[Collection entries]
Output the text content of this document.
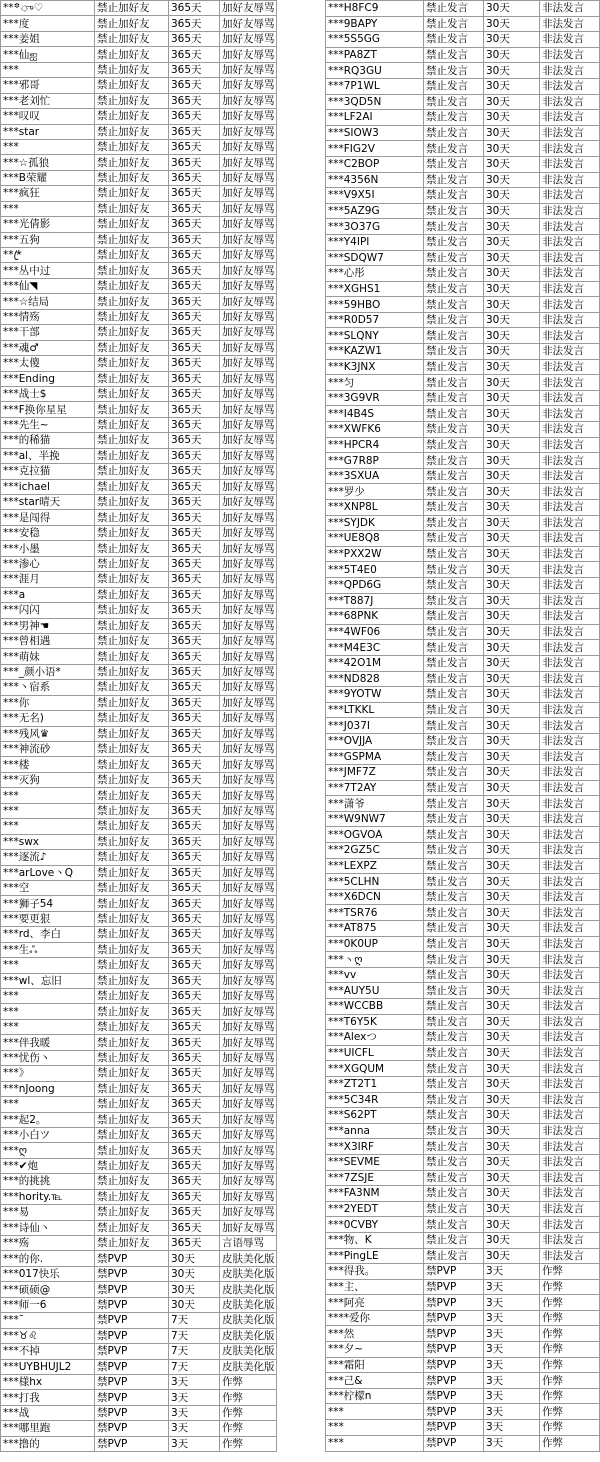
***ு♡	禁止加好友	365天	加好友辱骂
***度	禁止加好友	365天	加好友辱骂
***姜姐	禁止加好友	365天	加好友辱骂
***仙ஐ	禁止加好友	365天	加好友辱骂
***	禁止加好友	365天	加好友辱骂
***邪哥	禁止加好友	365天	加好友辱骂
***老刘忙	禁止加好友	365天	加好友辱骂
***叹叹	禁止加好友	365天	加好友辱骂
***star	禁止加好友	365天	加好友辱骂
***	禁止加好友	365天	加好友辱骂
***☆孤狼	禁止加好友	365天	加好友辱骂
***B荣耀	禁止加好友	365天	加好友辱骂
***疯狂	禁止加好友	365天	加好友辱骂
***	禁止加好友	365天	加好友辱骂
***光倩影	禁止加好友	365天	加好友辱骂
***五狗	禁止加好友	365天	加好友辱骂
***ꦿ	禁止加好友	365天	加好友辱骂
***丛中过	禁止加好友	365天	加好友辱骂
***仙◥	禁止加好友	365天	加好友辱骂
***☆结局	禁止加好友	365天	加好友辱骂
***情殇	禁止加好友	365天	加好友辱骂
***干部	禁止加好友	365天	加好友辱骂
***魂♂	禁止加好友	365天	加好友辱骂
***太傻	禁止加好友	365天	加好友辱骂
***Ending	禁止加好友	365天	加好友辱骂
***战士$	禁止加好友	365天	加好友辱骂
***F换你星星	禁止加好友	365天	加好友辱骂
***先生~	禁止加好友	365天	加好友辱骂
***的稀猫	禁止加好友	365天	加好友辱骂
***al、半挽	禁止加好友	365天	加好友辱骂
***克拉猫	禁止加好友	365天	加好友辱骂
***ichael	禁止加好友	365天	加好友辱骂
***star晴天	禁止加好友	365天	加好友辱骂
***是闯得	禁止加好友	365天	加好友辱骂
***安稳	禁止加好友	365天	加好友辱骂
***小墨	禁止加好友	365天	加好友辱骂
***渗心	禁止加好友	365天	加好友辱骂
***涯月	禁止加好友	365天	加好友辱骂
***a	禁止加好友	365天	加好友辱骂
***闪闪	禁止加好友	365天	加好友辱骂
***男神☚	禁止加好友	365天	加好友辱骂
***曾相遇	禁止加好友	365天	加好友辱骂
***萌妹	禁止加好友	365天	加好友辱骂
***_颜小语*	禁止加好友	365天	加好友辱骂
***丶宿系	禁止加好友	365天	加好友辱骂
***你	禁止加好友	365天	加好友辱骂
***无名)	禁止加好友	365天	加好友辱骂
***残风♛	禁止加好友	365天	加好友辱骂
***神流砂	禁止加好友	365天	加好友辱骂
***楼	禁止加好友	365天	加好友辱骂
***灭狗	禁止加好友	365天	加好友辱骂
***	禁止加好友	365天	加好友辱骂
***	禁止加好友	365天	加好友辱骂
***	禁止加好友	365天	加好友辱骂
***swx	禁止加好友	365天	加好友辱骂
***逐流♪	禁止加好友	365天	加好友辱骂
***arLove丶Q	禁止加好友	365天	加好友辱骂
***空	禁止加好友	365天	加好友辱骂
***狮子54	禁止加好友	365天	加好友辱骂
***要更狠	禁止加好友	365天	加好友辱骂
***rd、李白	禁止加好友	365天	加好友辱骂
***生ஃ	禁止加好友	365天	加好友辱骂
***	禁止加好友	365天	加好友辱骂
***wl、忘旧	禁止加好友	365天	加好友辱骂
***	禁止加好友	365天	加好友辱骂
***	禁止加好友	365天	加好友辱骂
***	禁止加好友	365天	加好友辱骂
***伴我暖	禁止加好友	365天	加好友辱骂
***忧伤丶	禁止加好友	365天	加好友辱骂
***》	禁止加好友	365天	加好友辱骂
***nJoong	禁止加好友	365天	加好友辱骂
***	禁止加好友	365天	加好友辱骂
***起2。	禁止加好友	365天	加好友辱骂
***小白ツ	禁止加好友	365天	加好友辱骂
***ღ	禁止加好友	365天	加好友辱骂
***✔炮	禁止加好友	365天	加好友辱骂
***的挑挑	禁止加好友	365天	加好友辱骂
***hority.℡	禁止加好友	365天	加好友辱骂
***易	禁止加好友	365天	加好友辱骂
***诗仙丶	禁止加好友	365天	加好友辱骂
***殇	禁止加好友	365天	言语辱骂
***的你.	禁PVP	30天	皮肤美化版
***017快乐	禁PVP	30天	皮肤美化版
***硕硕@	禁PVP	30天	皮肤美化版
***师一6	禁PVP	30天	皮肤美化版
***ˉ	禁PVP	7天	皮肤美化版
***♉♌	禁PVP	7天	皮肤美化版
***不掉	禁PVP	7天	皮肤美化版
***UYBHUJL2	禁PVP	7天	皮肤美化版
***様hx	禁PVP	3天	作弊
***打我	禁PVP	3天	作弊
***战	禁PVP	3天	作弊
***哪里跑	禁PVP	3天	作弊
***撸的	禁PVP	3天	作弊
***H8FC9	禁止发言	30天	非法发言
***9BAPY	禁止发言	30天	非法发言
***5S5GG	禁止发言	30天	非法发言
***PA8ZT	禁止发言	30天	非法发言
***RQ3GU	禁止发言	30天	非法发言
***7P1WL	禁止发言	30天	非法发言
***3QD5N	禁止发言	30天	非法发言
***LF2AI	禁止发言	30天	非法发言
***SIOW3	禁止发言	30天	非法发言
***FIG2V	禁止发言	30天	非法发言
***C2BOP	禁止发言	30天	非法发言
***4356N	禁止发言	30天	非法发言
***V9X5I	禁止发言	30天	非法发言
***5AZ9G	禁止发言	30天	非法发言
***3O37G	禁止发言	30天	非法发言
***Y4IPI	禁止发言	30天	非法发言
***SDQW7	禁止发言	30天	非法发言
***心彤	禁止发言	30天	非法发言
***XGHS1	禁止发言	30天	非法发言
***59HBO	禁止发言	30天	非法发言
***R0D57	禁止发言	30天	非法发言
***SLQNY	禁止发言	30天	非法发言
***KAZW1	禁止发言	30天	非法发言
***K3JNX	禁止发言	30天	非法发言
***匀	禁止发言	30天	非法发言
***3G9VR	禁止发言	30天	非法发言
***I4B4S	禁止发言	30天	非法发言
***XWFK6	禁止发言	30天	非法发言
***HPCR4	禁止发言	30天	非法发言
***G7R8P	禁止发言	30天	非法发言
***3SXUA	禁止发言	30天	非法发言
***罗少	禁止发言	30天	非法发言
***XNP8L	禁止发言	30天	非法发言
***SYJDK	禁止发言	30天	非法发言
***UE8Q8	禁止发言	30天	非法发言
***PXX2W	禁止发言	30天	非法发言
***5T4E0	禁止发言	30天	非法发言
***QPD6G	禁止发言	30天	非法发言
***T887J	禁止发言	30天	非法发言
***68PNK	禁止发言	30天	非法发言
***4WF06	禁止发言	30天	非法发言
***M4E3C	禁止发言	30天	非法发言
***42O1M	禁止发言	30天	非法发言
***ND828	禁止发言	30天	非法发言
***9YOTW	禁止发言	30天	非法发言
***LTKKL	禁止发言	30天	非法发言
***J037I	禁止发言	30天	非法发言
***OVJJA	禁止发言	30天	非法发言
***GSPMA	禁止发言	30天	非法发言
***JMF7Z	禁止发言	30天	非法发言
***7T2AY	禁止发言	30天	非法发言
***潇爷	禁止发言	30天	非法发言
***W9NW7	禁止发言	30天	非法发言
***OGVOA	禁止发言	30天	非法发言
***2GZ5C	禁止发言	30天	非法发言
***LEXPZ	禁止发言	30天	非法发言
***5CLHN	禁止发言	30天	非法发言
***X6DCN	禁止发言	30天	非法发言
***TSR76	禁止发言	30天	非法发言
***AT875	禁止发言	30天	非法发言
***0K0UP	禁止发言	30天	非法发言
***丶ღ	禁止发言	30天	非法发言
***vv	禁止发言	30天	非法发言
***AUY5U	禁止发言	30天	非法发言
***WCCBB	禁止发言	30天	非法发言
***T6Y5K	禁止发言	30天	非法发言
***Alexつ	禁止发言	30天	非法发言
***UICFL	禁止发言	30天	非法发言
***XGQUM	禁止发言	30天	非法发言
***ZT2T1	禁止发言	30天	非法发言
***5C34R	禁止发言	30天	非法发言
***S62PT	禁止发言	30天	非法发言
***anna	禁止发言	30天	非法发言
***X3IRF	禁止发言	30天	非法发言
***SEVME	禁止发言	30天	非法发言
***7ZSJE	禁止发言	30天	非法发言
***FA3NM	禁止发言	30天	非法发言
***2YEDT	禁止发言	30天	非法发言
***0CVBY	禁止发言	30天	非法发言
***物、K	禁止发言	30天	非法发言
***PingLE	禁止发言	30天	非法发言
***得我。	禁PVP	3天	作弊
***主、	禁PVP	3天	作弊
***阿亮	禁PVP	3天	作弊
****爱你	禁PVP	3天	作弊
***然	禁PVP	3天	作弊
***夕~	禁PVP	3天	作弊
***霜阳	禁PVP	3天	作弊
***己&	禁PVP	3天	作弊
***柠檬n	禁PVP	3天	作弊
***	禁PVP	3天	作弊
***	禁PVP	3天	作弊
***	禁PVP	3天	作弊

__TASK DIRECTIONS__
Looking at the data above, show all lines where the word "皮肤美化版" occurs.

__EXERCISE OUTPUT__
***的你.	禁PVP	30天	皮肤美化版
***017快乐	禁PVP	30天	皮肤美化版
***硕硕@	禁PVP	30天	皮肤美化版
***师一6	禁PVP	30天	皮肤美化版
***ˉ	禁PVP	7天	皮肤美化版
***♉♌	禁PVP	7天	皮肤美化版
***不掉	禁PVP	7天	皮肤美化版
***UYBHUJL2	禁PVP	7天	皮肤美化版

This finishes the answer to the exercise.